Collection entries:

○ ○ ○ ○

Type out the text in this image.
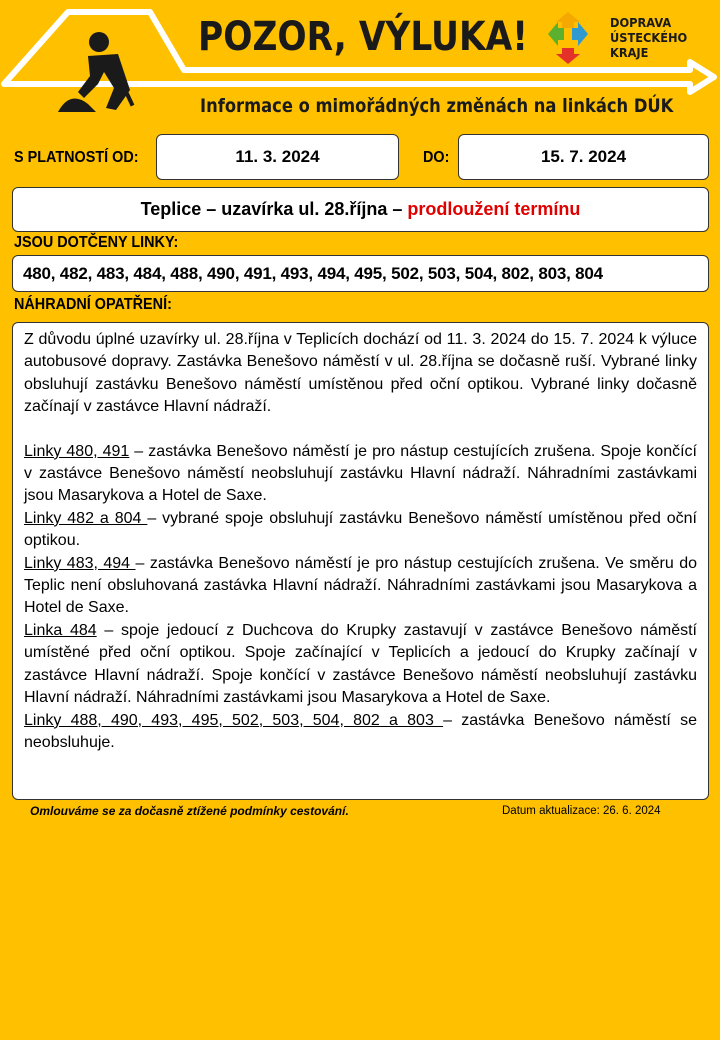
POZOR, VÝLUKA!
Informace o mimořádných změnách na linkách DÚK
DOPRAVA
ÚSTECKÉHO
KRAJE
S PLATNOSTÍ OD:	11. 3. 2024	DO:	15. 7. 2024
Teplice – uzavírka ul. 28.října – prodloužení termínu
JSOU DOTČENY LINKY:
480, 482, 483, 484, 488, 490, 491, 493, 494, 495, 502, 503, 504, 802, 803, 804
NÁHRADNÍ OPATŘENÍ:

Z důvodu úplné uzavírky ul. 28.října v Teplicích dochází od 11. 3. 2024 do 15. 7. 2024 k výluce autobusové dopravy. Zastávka Benešovo náměstí v ul. 28.října se dočasně ruší. Vybrané linky obsluhují zastávku Benešovo náměstí umístěnou před oční optikou. Vybrané linky dočasně začínají v zastávce Hlavní nádraží.

Linky 480, 491 – zastávka Benešovo náměstí je pro nástup cestujících zrušena. Spoje končící v zastávce Benešovo náměstí neobsluhují zastávku Hlavní nádraží. Náhradními zastávkami jsou Masarykova a Hotel de Saxe.

Linky 482 a 804 – vybrané spoje obsluhují zastávku Benešovo náměstí umístěnou před oční optikou.

Linky 483, 494 – zastávka Benešovo náměstí je pro nástup cestujících zrušena. Ve směru do Teplic není obsluhovaná zastávka Hlavní nádraží. Náhradními zastávkami jsou Masarykova a Hotel de Saxe.

Linka 484 – spoje jedoucí z Duchcova do Krupky zastavují v zastávce Benešovo náměstí umístěné před oční optikou. Spoje začínající v Teplicích a jedoucí do Krupky začínají v zastávce Hlavní nádraží. Spoje končící v zastávce Benešovo náměstí neobsluhují zastávku Hlavní nádraží. Náhradními zastávkami jsou Masarykova a Hotel de Saxe.

Linky 488, 490, 493, 495, 502, 503, 504, 802 a 803 – zastávka Benešovo náměstí se neobsluhuje.

Omlouváme se za dočasně ztížené podmínky cestování.	Datum aktualizace: 26. 6. 2024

○ ○ ○ ○

▶ [Exercise]
Using the data above, print every line exactly, omitting pictures.

▶ [Complete output]
Type out the text in this image.
POZOR, VÝLUKA!
Informace o mimořádných změnách na linkách DÚK
DOPRAVA
ÚSTECKÉHO
KRAJE
S PLATNOSTÍ OD:	11. 3. 2024	DO:	15. 7. 2024
Teplice – uzavírka ul. 28.října – prodloužení termínu
JSOU DOTČENY LINKY:
480, 482, 483, 484, 488, 490, 491, 493, 494, 495, 502, 503, 504, 802, 803, 804
NÁHRADNÍ OPATŘENÍ:

Z důvodu úplné uzavírky ul. 28.října v Teplicích dochází od 11. 3. 2024 do 15. 7. 2024 k výluce autobusové dopravy. Zastávka Benešovo náměstí v ul. 28.října se dočasně ruší. Vybrané linky obsluhují zastávku Benešovo náměstí umístěnou před oční optikou. Vybrané linky dočasně začínají v zastávce Hlavní nádraží.

Linky 480, 491 – zastávka Benešovo náměstí je pro nástup cestujících zrušena. Spoje končící v zastávce Benešovo náměstí neobsluhují zastávku Hlavní nádraží. Náhradními zastávkami jsou Masarykova a Hotel de Saxe.

Linky 482 a 804 – vybrané spoje obsluhují zastávku Benešovo náměstí umístěnou před oční optikou.

Linky 483, 494 – zastávka Benešovo náměstí je pro nástup cestujících zrušena. Ve směru do Teplic není obsluhovaná zastávka Hlavní nádraží. Náhradními zastávkami jsou Masarykova a Hotel de Saxe.

Linka 484 – spoje jedoucí z Duchcova do Krupky zastavují v zastávce Benešovo náměstí umístěné před oční optikou. Spoje začínající v Teplicích a jedoucí do Krupky začínají v zastávce Hlavní nádraží. Spoje končící v zastávce Benešovo náměstí neobsluhují zastávku Hlavní nádraží. Náhradními zastávkami jsou Masarykova a Hotel de Saxe.

Linky 488, 490, 493, 495, 502, 503, 504, 802 a 803 – zastávka Benešovo náměstí se neobsluhuje.

Omlouváme se za dočasně ztížené podmínky cestování.	Datum aktualizace: 26. 6. 2024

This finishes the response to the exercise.